■ REQUIREMENT ■
Pick every line with "Edit" from the material below.

■ DATA SUPPLIED ■
** begin **

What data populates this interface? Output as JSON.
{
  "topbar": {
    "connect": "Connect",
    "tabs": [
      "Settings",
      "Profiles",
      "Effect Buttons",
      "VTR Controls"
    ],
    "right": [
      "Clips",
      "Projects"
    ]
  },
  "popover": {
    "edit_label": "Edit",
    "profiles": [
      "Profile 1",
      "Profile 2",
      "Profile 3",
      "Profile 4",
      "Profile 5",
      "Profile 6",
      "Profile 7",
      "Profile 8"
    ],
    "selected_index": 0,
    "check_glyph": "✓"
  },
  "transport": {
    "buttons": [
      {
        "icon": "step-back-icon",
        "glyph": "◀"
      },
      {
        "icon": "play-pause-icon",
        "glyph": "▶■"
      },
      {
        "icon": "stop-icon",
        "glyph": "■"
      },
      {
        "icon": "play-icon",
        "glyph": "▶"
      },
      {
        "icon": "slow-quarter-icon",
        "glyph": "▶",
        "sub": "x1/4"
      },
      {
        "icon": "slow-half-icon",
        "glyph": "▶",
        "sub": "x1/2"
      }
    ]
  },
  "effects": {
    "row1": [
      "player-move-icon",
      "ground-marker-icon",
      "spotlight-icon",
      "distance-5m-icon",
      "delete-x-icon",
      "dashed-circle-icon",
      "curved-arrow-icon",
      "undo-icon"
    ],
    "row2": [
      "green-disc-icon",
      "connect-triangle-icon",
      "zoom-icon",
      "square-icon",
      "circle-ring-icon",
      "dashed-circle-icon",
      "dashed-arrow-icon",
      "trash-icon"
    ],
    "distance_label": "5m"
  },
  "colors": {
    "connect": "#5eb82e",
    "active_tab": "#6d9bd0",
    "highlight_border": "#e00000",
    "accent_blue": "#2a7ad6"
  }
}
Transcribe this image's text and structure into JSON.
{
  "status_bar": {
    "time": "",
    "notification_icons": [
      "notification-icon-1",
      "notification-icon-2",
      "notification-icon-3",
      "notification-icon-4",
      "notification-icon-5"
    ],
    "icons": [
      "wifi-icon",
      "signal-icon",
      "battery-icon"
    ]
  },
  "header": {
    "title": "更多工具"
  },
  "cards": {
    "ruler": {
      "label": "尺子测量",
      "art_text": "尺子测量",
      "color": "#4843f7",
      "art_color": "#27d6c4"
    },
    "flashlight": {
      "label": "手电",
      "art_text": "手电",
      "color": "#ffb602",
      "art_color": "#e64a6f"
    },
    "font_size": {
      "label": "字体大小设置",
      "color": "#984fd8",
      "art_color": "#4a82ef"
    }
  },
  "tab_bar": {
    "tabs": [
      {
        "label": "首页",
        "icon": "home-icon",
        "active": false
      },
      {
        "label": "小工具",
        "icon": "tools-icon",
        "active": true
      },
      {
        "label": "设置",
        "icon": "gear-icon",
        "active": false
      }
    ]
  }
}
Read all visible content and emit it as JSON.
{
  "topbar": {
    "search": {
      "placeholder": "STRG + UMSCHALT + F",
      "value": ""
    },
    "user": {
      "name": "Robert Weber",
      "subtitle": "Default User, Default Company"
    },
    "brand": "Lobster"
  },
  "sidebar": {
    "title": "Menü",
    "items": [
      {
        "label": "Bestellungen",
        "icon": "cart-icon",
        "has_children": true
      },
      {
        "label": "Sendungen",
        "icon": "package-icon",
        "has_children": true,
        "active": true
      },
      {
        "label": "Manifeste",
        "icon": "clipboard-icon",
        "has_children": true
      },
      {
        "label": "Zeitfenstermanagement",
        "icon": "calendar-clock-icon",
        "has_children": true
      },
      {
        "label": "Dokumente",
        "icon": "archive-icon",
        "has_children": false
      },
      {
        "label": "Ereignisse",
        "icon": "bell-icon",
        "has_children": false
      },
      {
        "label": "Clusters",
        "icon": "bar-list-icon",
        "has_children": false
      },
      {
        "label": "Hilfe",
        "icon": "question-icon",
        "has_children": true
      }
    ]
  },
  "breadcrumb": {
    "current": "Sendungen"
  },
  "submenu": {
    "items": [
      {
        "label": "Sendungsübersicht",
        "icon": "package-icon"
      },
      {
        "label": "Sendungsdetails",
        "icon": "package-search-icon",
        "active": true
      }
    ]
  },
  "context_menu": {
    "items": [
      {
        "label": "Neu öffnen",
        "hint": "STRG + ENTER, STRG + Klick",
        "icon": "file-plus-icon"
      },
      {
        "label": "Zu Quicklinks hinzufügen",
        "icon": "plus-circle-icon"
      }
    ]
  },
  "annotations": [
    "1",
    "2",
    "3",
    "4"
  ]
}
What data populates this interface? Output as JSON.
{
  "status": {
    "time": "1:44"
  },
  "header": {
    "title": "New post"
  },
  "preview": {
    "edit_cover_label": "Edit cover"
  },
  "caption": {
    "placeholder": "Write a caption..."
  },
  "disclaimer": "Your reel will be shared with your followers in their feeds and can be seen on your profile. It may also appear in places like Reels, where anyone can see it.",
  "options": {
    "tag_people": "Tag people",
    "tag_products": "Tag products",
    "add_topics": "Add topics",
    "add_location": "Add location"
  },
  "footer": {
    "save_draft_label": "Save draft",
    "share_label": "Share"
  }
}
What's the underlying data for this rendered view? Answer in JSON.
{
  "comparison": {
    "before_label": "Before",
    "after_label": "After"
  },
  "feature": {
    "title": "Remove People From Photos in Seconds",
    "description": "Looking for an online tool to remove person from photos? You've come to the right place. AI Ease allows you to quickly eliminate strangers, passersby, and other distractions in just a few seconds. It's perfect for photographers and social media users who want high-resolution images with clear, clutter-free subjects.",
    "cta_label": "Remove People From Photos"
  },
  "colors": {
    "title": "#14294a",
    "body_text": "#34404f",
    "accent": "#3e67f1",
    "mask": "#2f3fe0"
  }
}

** end **

■ TASK SOLUTION ■
    "edit_label": "Edit",
    "edit_cover_label": "Edit cover"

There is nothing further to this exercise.